▶ What you have to do: Your task is to transcribe all of the records exactly and leave out the pictures.

▶ Data for this task:
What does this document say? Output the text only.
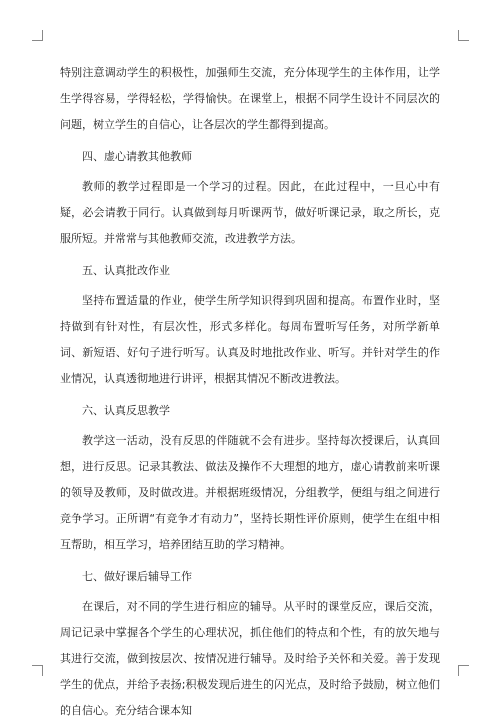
特别注意调动学生的积极性，加强师生交流，充分体现学生的主体作用，让学生学得容易，学得轻松，学得愉快。在课堂上，根据不同学生设计不同层次的问题，树立学生的自信心，让各层次的学生都得到提高。

四、虚心请教其他教师

教师的教学过程即是一个学习的过程。因此，在此过程中，一旦心中有疑，必会请教于同行。认真做到每月听课两节，做好听课记录，取之所长，克服所短。并常常与其他教师交流，改进教学方法。

五、认真批改作业

坚持布置适量的作业，使学生所学知识得到巩固和提高。布置作业时，坚持做到有针对性，有层次性，形式多样化。每周布置听写任务，对所学新单词、新短语、好句子进行听写。认真及时地批改作业、听写。并针对学生的作业情况，认真透彻地进行讲评，根据其情况不断改进教法。

六、认真反思教学

教学这一活动，没有反思的伴随就不会有进步。坚持每次授课后，认真回想，进行反思。记录其教法、做法及操作不大理想的地方，虚心请教前来听课的领导及教师，及时做改进。并根据班级情况，分组教学，便组与组之间进行竞争学习。正所谓“有竞争才有动力”，坚持长期性评价原则，使学生在组中相互帮助，相互学习，培养团结互助的学习精神。

七、做好课后辅导工作

在课后，对不同的学生进行相应的辅导。从平时的课堂反应，课后交流，周记记录中掌握各个学生的心理状况，抓住他们的特点和个性，有的放矢地与其进行交流，做到按层次、按情况进行辅导。及时给予关怀和关爱。善于发现学生的优点，并给予表扬;积极发现后进生的闪光点，及时给予鼓励，树立他们的自信心。充分结合课本知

▶ Response:
What does this document say? Output the text only.
特别注意调动学生的积极性，加强师生交流，充分体现学生的主体作用，让学生学得容易，学得轻松，学得愉快。在课堂上，根据不同学生设计不同层次的问题，树立学生的自信心，让各层次的学生都得到提高。

四、虚心请教其他教师

教师的教学过程即是一个学习的过程。因此，在此过程中，一旦心中有疑，必会请教于同行。认真做到每月听课两节，做好听课记录，取之所长，克服所短。并常常与其他教师交流，改进教学方法。

五、认真批改作业

坚持布置适量的作业，使学生所学知识得到巩固和提高。布置作业时，坚持做到有针对性，有层次性，形式多样化。每周布置听写任务，对所学新单词、新短语、好句子进行听写。认真及时地批改作业、听写。并针对学生的作业情况，认真透彻地进行讲评，根据其情况不断改进教法。

六、认真反思教学

教学这一活动，没有反思的伴随就不会有进步。坚持每次授课后，认真回想，进行反思。记录其教法、做法及操作不大理想的地方，虚心请教前来听课的领导及教师，及时做改进。并根据班级情况，分组教学，便组与组之间进行竞争学习。正所谓“有竞争才有动力”，坚持长期性评价原则，使学生在组中相互帮助，相互学习，培养团结互助的学习精神。

七、做好课后辅导工作

在课后，对不同的学生进行相应的辅导。从平时的课堂反应，课后交流，周记记录中掌握各个学生的心理状况，抓住他们的特点和个性，有的放矢地与其进行交流，做到按层次、按情况进行辅导。及时给予关怀和关爱。善于发现学生的优点，并给予表扬;积极发现后进生的闪光点，及时给予鼓励，树立他们的自信心。充分结合课本知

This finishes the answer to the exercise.